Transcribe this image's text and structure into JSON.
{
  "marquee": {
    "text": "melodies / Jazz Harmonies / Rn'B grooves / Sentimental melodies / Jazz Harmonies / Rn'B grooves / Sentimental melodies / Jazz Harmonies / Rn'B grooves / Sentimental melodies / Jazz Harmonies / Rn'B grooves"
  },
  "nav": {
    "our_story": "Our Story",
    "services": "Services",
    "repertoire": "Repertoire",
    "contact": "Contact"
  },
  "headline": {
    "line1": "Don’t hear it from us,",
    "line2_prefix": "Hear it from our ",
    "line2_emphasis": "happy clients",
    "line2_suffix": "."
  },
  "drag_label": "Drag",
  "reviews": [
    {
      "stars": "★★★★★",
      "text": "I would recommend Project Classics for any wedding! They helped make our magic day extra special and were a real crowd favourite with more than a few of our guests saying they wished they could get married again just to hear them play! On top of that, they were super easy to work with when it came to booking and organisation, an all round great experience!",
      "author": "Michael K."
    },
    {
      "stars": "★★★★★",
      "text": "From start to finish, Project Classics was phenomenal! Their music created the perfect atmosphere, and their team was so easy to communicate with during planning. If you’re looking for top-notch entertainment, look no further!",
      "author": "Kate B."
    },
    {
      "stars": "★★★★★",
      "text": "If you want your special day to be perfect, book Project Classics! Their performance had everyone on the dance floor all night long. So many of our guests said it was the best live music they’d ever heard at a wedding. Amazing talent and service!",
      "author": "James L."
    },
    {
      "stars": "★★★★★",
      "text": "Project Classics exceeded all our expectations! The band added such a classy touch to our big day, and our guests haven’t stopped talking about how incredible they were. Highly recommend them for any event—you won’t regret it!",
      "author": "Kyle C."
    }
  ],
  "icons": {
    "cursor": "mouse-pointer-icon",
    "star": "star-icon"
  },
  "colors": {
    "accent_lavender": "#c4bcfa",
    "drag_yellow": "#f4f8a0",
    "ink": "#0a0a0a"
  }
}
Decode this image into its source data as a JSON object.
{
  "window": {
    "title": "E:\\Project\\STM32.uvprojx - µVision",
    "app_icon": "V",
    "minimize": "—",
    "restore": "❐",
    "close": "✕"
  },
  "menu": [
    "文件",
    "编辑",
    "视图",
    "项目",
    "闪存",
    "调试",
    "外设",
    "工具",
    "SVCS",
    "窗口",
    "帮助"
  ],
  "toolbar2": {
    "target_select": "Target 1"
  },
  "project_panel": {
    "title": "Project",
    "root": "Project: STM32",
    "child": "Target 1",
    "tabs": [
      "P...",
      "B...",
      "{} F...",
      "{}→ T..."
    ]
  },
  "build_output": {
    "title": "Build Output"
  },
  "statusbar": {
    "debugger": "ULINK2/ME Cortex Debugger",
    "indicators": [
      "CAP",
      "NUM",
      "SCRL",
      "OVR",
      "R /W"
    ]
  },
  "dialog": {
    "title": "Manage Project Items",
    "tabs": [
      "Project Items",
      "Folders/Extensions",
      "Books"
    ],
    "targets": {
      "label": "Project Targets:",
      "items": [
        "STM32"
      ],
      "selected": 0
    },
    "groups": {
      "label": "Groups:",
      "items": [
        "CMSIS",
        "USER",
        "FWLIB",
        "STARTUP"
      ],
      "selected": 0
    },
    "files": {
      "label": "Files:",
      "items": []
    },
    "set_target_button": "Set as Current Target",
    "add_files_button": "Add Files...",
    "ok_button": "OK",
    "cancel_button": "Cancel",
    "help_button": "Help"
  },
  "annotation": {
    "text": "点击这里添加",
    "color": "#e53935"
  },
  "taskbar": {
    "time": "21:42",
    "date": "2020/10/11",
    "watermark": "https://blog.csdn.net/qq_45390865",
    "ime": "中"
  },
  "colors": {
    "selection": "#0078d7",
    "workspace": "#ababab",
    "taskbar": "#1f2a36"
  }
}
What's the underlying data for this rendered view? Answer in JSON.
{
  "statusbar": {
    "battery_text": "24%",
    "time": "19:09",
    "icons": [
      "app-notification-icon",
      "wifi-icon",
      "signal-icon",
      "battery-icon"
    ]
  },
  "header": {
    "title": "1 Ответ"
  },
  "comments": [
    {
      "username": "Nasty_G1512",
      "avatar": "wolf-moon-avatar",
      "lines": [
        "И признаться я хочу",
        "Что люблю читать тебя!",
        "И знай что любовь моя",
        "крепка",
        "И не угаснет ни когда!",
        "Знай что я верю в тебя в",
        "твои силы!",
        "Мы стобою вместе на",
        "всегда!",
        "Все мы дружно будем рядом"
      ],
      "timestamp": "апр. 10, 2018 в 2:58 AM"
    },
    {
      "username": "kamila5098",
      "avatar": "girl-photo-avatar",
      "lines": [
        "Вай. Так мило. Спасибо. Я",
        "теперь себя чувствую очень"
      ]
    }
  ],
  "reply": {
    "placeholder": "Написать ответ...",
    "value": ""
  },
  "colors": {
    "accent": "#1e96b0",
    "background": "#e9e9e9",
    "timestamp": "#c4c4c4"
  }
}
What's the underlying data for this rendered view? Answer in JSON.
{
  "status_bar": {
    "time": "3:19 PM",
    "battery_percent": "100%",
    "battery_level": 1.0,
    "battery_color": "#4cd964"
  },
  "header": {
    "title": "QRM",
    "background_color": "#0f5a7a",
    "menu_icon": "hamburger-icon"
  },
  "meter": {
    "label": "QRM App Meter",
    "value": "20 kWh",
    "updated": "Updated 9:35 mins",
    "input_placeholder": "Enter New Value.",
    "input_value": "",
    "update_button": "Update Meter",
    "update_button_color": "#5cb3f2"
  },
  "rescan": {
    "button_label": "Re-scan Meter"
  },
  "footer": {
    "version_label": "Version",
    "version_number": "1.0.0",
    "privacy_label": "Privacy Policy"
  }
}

• To do
Copy out each line exactly.

• Exercise output
Transcribe this image's text and structure into JSON.
{
  "marquee": {
    "text": "melodies / Jazz Harmonies / Rn'B grooves / Sentimental melodies / Jazz Harmonies / Rn'B grooves / Sentimental melodies / Jazz Harmonies / Rn'B grooves / Sentimental melodies / Jazz Harmonies / Rn'B grooves"
  },
  "nav": {
    "our_story": "Our Story",
    "services": "Services",
    "repertoire": "Repertoire",
    "contact": "Contact"
  },
  "headline": {
    "line1": "Don’t hear it from us,",
    "line2_prefix": "Hear it from our ",
    "line2_emphasis": "happy clients",
    "line2_suffix": "."
  },
  "drag_label": "Drag",
  "reviews": [
    {
      "stars": "★★★★★",
      "text": "I would recommend Project Classics for any wedding! They helped make our magic day extra special and were a real crowd favourite with more than a few of our guests saying they wished they could get married again just to hear them play! On top of that, they were super easy to work with when it came to booking and organisation, an all round great experience!",
      "author": "Michael K."
    },
    {
      "stars": "★★★★★",
      "text": "From start to finish, Project Classics was phenomenal! Their music created the perfect atmosphere, and their team was so easy to communicate with during planning. If you’re looking for top-notch entertainment, look no further!",
      "author": "Kate B."
    },
    {
      "stars": "★★★★★",
      "text": "If you want your special day to be perfect, book Project Classics! Their performance had everyone on the dance floor all night long. So many of our guests said it was the best live music they’d ever heard at a wedding. Amazing talent and service!",
      "author": "James L."
    },
    {
      "stars": "★★★★★",
      "text": "Project Classics exceeded all our expectations! The band added such a classy touch to our big day, and our guests haven’t stopped talking about how incredible they were. Highly recommend them for any event—you won’t regret it!",
      "author": "Kyle C."
    }
  ],
  "icons": {
    "cursor": "mouse-pointer-icon",
    "star": "star-icon"
  },
  "colors": {
    "accent_lavender": "#c4bcfa",
    "drag_yellow": "#f4f8a0",
    "ink": "#0a0a0a"
  }
}
Decode this image into its source data as a JSON object.
{
  "window": {
    "title": "E:\\Project\\STM32.uvprojx - µVision",
    "app_icon": "V",
    "minimize": "—",
    "restore": "❐",
    "close": "✕"
  },
  "menu": [
    "文件",
    "编辑",
    "视图",
    "项目",
    "闪存",
    "调试",
    "外设",
    "工具",
    "SVCS",
    "窗口",
    "帮助"
  ],
  "toolbar2": {
    "target_select": "Target 1"
  },
  "project_panel": {
    "title": "Project",
    "root": "Project: STM32",
    "child": "Target 1",
    "tabs": [
      "P...",
      "B...",
      "{} F...",
      "{}→ T..."
    ]
  },
  "build_output": {
    "title": "Build Output"
  },
  "statusbar": {
    "debugger": "ULINK2/ME Cortex Debugger",
    "indicators": [
      "CAP",
      "NUM",
      "SCRL",
      "OVR",
      "R /W"
    ]
  },
  "dialog": {
    "title": "Manage Project Items",
    "tabs": [
      "Project Items",
      "Folders/Extensions",
      "Books"
    ],
    "targets": {
      "label": "Project Targets:",
      "items": [
        "STM32"
      ],
      "selected": 0
    },
    "groups": {
      "label": "Groups:",
      "items": [
        "CMSIS",
        "USER",
        "FWLIB",
        "STARTUP"
      ],
      "selected": 0
    },
    "files": {
      "label": "Files:",
      "items": []
    },
    "set_target_button": "Set as Current Target",
    "add_files_button": "Add Files...",
    "ok_button": "OK",
    "cancel_button": "Cancel",
    "help_button": "Help"
  },
  "annotation": {
    "text": "点击这里添加",
    "color": "#e53935"
  },
  "taskbar": {
    "time": "21:42",
    "date": "2020/10/11",
    "watermark": "https://blog.csdn.net/qq_45390865",
    "ime": "中"
  },
  "colors": {
    "selection": "#0078d7",
    "workspace": "#ababab",
    "taskbar": "#1f2a36"
  }
}
What's the underlying data for this rendered view? Answer in JSON.
{
  "statusbar": {
    "battery_text": "24%",
    "time": "19:09",
    "icons": [
      "app-notification-icon",
      "wifi-icon",
      "signal-icon",
      "battery-icon"
    ]
  },
  "header": {
    "title": "1 Ответ"
  },
  "comments": [
    {
      "username": "Nasty_G1512",
      "avatar": "wolf-moon-avatar",
      "lines": [
        "И признаться я хочу",
        "Что люблю читать тебя!",
        "И знай что любовь моя",
        "крепка",
        "И не угаснет ни когда!",
        "Знай что я верю в тебя в",
        "твои силы!",
        "Мы стобою вместе на",
        "всегда!",
        "Все мы дружно будем рядом"
      ],
      "timestamp": "апр. 10, 2018 в 2:58 AM"
    },
    {
      "username": "kamila5098",
      "avatar": "girl-photo-avatar",
      "lines": [
        "Вай. Так мило. Спасибо. Я",
        "теперь себя чувствую очень"
      ]
    }
  ],
  "reply": {
    "placeholder": "Написать ответ...",
    "value": ""
  },
  "colors": {
    "accent": "#1e96b0",
    "background": "#e9e9e9",
    "timestamp": "#c4c4c4"
  }
}
What's the underlying data for this rendered view? Answer in JSON.
{
  "status_bar": {
    "time": "3:19 PM",
    "battery_percent": "100%",
    "battery_level": 1.0,
    "battery_color": "#4cd964"
  },
  "header": {
    "title": "QRM",
    "background_color": "#0f5a7a",
    "menu_icon": "hamburger-icon"
  },
  "meter": {
    "label": "QRM App Meter",
    "value": "20 kWh",
    "updated": "Updated 9:35 mins",
    "input_placeholder": "Enter New Value.",
    "input_value": "",
    "update_button": "Update Meter",
    "update_button_color": "#5cb3f2"
  },
  "rescan": {
    "button_label": "Re-scan Meter"
  },
  "footer": {
    "version_label": "Version",
    "version_number": "1.0.0",
    "privacy_label": "Privacy Policy"
  }
}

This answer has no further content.